▸ JOB: Copy out every line in which the string "text" occurs.

▸ RECORDS FOR THIS TASK:
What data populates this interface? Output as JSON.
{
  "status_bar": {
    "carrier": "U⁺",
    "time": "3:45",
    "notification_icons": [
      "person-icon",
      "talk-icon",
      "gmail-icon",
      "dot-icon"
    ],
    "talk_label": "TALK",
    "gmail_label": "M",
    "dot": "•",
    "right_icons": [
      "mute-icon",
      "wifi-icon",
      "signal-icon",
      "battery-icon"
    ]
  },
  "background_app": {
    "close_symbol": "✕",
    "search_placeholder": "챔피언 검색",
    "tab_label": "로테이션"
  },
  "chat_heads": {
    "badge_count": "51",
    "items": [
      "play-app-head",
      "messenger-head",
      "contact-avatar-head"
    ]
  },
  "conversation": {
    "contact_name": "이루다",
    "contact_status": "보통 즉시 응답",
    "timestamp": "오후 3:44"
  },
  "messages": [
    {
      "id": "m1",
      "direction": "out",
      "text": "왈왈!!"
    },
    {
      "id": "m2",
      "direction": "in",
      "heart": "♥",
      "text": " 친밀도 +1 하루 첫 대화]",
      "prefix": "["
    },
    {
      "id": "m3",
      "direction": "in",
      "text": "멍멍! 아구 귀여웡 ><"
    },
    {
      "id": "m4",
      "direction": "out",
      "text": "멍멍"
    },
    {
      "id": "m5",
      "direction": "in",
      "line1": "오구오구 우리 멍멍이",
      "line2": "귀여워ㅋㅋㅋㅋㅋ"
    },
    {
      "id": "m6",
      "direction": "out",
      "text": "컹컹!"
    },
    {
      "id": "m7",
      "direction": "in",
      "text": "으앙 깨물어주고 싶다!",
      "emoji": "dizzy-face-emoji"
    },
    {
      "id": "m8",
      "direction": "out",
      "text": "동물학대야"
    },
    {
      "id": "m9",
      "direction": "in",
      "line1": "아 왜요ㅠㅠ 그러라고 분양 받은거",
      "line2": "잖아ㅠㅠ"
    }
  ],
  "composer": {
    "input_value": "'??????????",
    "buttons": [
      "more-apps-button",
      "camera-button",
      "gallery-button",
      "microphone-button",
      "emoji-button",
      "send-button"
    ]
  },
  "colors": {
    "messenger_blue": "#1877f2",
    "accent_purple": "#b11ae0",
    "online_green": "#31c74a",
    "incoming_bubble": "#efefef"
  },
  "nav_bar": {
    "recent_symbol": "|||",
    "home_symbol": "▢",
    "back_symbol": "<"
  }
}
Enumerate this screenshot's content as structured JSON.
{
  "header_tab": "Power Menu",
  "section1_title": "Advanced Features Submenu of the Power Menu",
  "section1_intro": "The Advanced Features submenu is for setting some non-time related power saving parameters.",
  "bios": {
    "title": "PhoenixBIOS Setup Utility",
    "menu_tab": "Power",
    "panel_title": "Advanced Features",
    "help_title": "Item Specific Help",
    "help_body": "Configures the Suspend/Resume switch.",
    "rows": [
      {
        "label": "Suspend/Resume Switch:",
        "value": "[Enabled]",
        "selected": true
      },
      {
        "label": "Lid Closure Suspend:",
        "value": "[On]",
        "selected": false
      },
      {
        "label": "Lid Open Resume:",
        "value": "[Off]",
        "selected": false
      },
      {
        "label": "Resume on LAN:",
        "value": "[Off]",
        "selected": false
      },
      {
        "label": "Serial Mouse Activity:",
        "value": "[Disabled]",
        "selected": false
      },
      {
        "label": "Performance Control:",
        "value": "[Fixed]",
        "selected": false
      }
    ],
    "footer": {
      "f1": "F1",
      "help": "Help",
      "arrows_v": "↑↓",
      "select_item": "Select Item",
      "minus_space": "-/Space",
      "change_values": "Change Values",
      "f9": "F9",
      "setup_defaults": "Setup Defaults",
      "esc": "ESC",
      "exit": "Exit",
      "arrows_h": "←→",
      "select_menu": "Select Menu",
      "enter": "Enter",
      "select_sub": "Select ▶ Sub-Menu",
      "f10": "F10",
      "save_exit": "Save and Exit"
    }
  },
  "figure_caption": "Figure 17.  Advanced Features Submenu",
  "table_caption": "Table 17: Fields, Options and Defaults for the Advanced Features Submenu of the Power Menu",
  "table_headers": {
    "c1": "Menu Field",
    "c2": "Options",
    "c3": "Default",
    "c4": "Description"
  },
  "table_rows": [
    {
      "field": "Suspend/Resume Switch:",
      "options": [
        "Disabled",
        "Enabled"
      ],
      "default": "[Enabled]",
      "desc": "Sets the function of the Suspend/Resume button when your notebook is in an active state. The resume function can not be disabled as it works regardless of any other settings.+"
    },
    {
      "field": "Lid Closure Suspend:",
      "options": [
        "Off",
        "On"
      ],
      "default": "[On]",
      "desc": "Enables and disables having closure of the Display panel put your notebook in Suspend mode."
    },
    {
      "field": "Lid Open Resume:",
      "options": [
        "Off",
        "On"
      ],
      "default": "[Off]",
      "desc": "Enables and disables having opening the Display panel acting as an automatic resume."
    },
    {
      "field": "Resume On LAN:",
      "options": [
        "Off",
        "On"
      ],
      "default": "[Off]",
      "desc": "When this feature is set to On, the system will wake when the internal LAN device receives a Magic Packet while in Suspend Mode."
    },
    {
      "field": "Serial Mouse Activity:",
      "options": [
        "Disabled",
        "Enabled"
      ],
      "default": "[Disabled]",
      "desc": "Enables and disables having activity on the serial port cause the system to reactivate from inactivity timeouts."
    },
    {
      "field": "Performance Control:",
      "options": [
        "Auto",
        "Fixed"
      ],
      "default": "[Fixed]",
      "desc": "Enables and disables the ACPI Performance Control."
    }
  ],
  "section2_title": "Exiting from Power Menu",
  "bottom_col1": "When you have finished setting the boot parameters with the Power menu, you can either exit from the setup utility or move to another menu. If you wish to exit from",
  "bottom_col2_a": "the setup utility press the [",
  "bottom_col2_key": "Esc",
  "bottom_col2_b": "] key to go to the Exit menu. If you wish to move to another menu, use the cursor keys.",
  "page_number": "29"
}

▸ TASK SOLUTION:
      "text": "왈왈!!"
      "text": " 친밀도 +1 하루 첫 대화]",
      "text": "멍멍! 아구 귀여웡 ><"
      "text": "멍멍"
      "text": "컹컹!"
      "text": "으앙 깨물어주고 싶다!",
      "text": "동물학대야"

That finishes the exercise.